START THE DATA

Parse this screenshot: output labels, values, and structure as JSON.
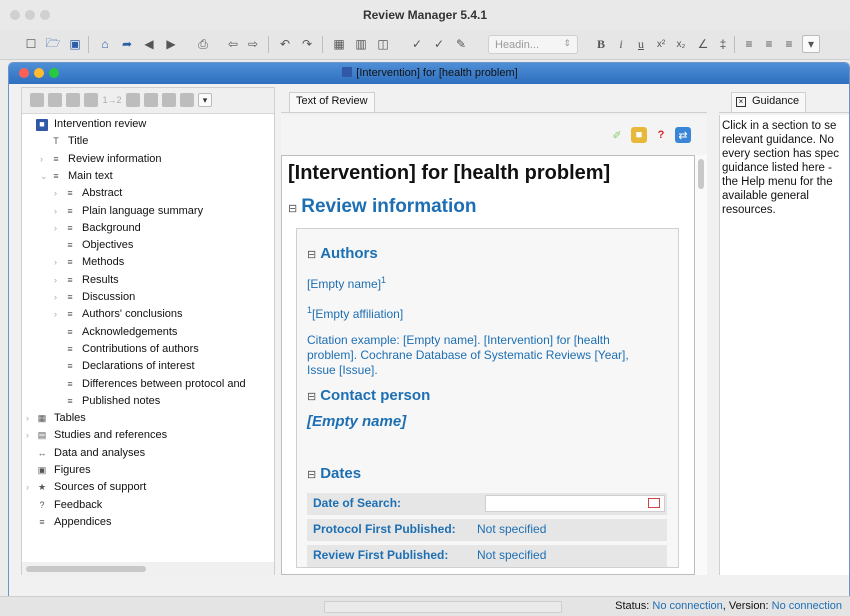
{
  "app": {
    "title": "Review Manager 5.4.1"
  },
  "toolbar": {
    "style_select": "Headin..."
  },
  "doc_window": {
    "title": "[Intervention] for [health problem]"
  },
  "left_toolbar": {
    "counter": "1→2"
  },
  "tree": [
    {
      "label": "Intervention review",
      "level": 0,
      "icon": "review-icon",
      "chevron": ""
    },
    {
      "label": "Title",
      "level": 1,
      "icon": "title-icon",
      "chevron": ""
    },
    {
      "label": "Review information",
      "level": 1,
      "icon": "doc-icon",
      "chevron": "›"
    },
    {
      "label": "Main text",
      "level": 1,
      "icon": "doc-icon",
      "chevron": "⌄"
    },
    {
      "label": "Abstract",
      "level": 2,
      "icon": "doc-icon",
      "chevron": "›"
    },
    {
      "label": "Plain language summary",
      "level": 2,
      "icon": "doc-icon",
      "chevron": "›"
    },
    {
      "label": "Background",
      "level": 2,
      "icon": "doc-icon",
      "chevron": "›"
    },
    {
      "label": "Objectives",
      "level": 2,
      "icon": "doc-icon",
      "chevron": ""
    },
    {
      "label": "Methods",
      "level": 2,
      "icon": "doc-icon",
      "chevron": "›"
    },
    {
      "label": "Results",
      "level": 2,
      "icon": "doc-icon",
      "chevron": "›"
    },
    {
      "label": "Discussion",
      "level": 2,
      "icon": "doc-icon",
      "chevron": "›"
    },
    {
      "label": "Authors' conclusions",
      "level": 2,
      "icon": "doc-icon",
      "chevron": "›"
    },
    {
      "label": "Acknowledgements",
      "level": 2,
      "icon": "doc-icon",
      "chevron": ""
    },
    {
      "label": "Contributions of authors",
      "level": 2,
      "icon": "doc-icon",
      "chevron": ""
    },
    {
      "label": "Declarations of interest",
      "level": 2,
      "icon": "doc-icon",
      "chevron": ""
    },
    {
      "label": "Differences between protocol and",
      "level": 2,
      "icon": "doc-icon",
      "chevron": ""
    },
    {
      "label": "Published notes",
      "level": 2,
      "icon": "doc-icon",
      "chevron": ""
    },
    {
      "label": "Tables",
      "level": 0,
      "icon": "table-icon",
      "chevron": "›"
    },
    {
      "label": "Studies and references",
      "level": 0,
      "icon": "book-icon",
      "chevron": "›"
    },
    {
      "label": "Data and analyses",
      "level": 0,
      "icon": "data-icon",
      "chevron": ""
    },
    {
      "label": "Figures",
      "level": 0,
      "icon": "image-icon",
      "chevron": ""
    },
    {
      "label": "Sources of support",
      "level": 0,
      "icon": "support-icon",
      "chevron": "›"
    },
    {
      "label": "Feedback",
      "level": 0,
      "icon": "feedback-icon",
      "chevron": ""
    },
    {
      "label": "Appendices",
      "level": 0,
      "icon": "doc-icon",
      "chevron": ""
    }
  ],
  "center": {
    "tab": "Text of Review",
    "heading": "[Intervention] for [health problem]",
    "section": "Review information",
    "collapse_glyph": "⊟",
    "authors_heading": "Authors",
    "author_name": "[Empty name]",
    "author_sup": "1",
    "affiliation": "[Empty affiliation]",
    "affiliation_sup": "1",
    "citation": "Citation example: [Empty name]. [Intervention] for [health problem]. Cochrane Database of Systematic Reviews [Year], Issue [Issue].",
    "contact_heading": "Contact person",
    "contact_name": "[Empty name]",
    "dates_heading": "Dates",
    "dates": [
      {
        "label": "Date of Search:",
        "value": ""
      },
      {
        "label": "Protocol First Published:",
        "value": "Not specified"
      },
      {
        "label": "Review First Published:",
        "value": "Not specified"
      }
    ]
  },
  "guidance": {
    "tab": "Guidance",
    "lines": [
      "Click in a section to se",
      "relevant guidance. No",
      "every section has spec",
      "guidance listed here -",
      "the Help menu for the",
      "available general",
      "resources."
    ]
  },
  "status": {
    "label": "Status:",
    "status_value": "No connection",
    "version_label": ", Version:",
    "version_value": "No connection"
  }
}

END THE DATA

## TO BE DONE
Look through the material above. Copy each line where the word "problem" appears.

## FULL SOLUTION
    "title": "[Intervention] for [health problem]"
    "heading": "[Intervention] for [health problem]",
    "citation": "Citation example: [Empty name]. [Intervention] for [health problem]. Cochrane Database of Systematic Reviews [Year], Issue [Issue].",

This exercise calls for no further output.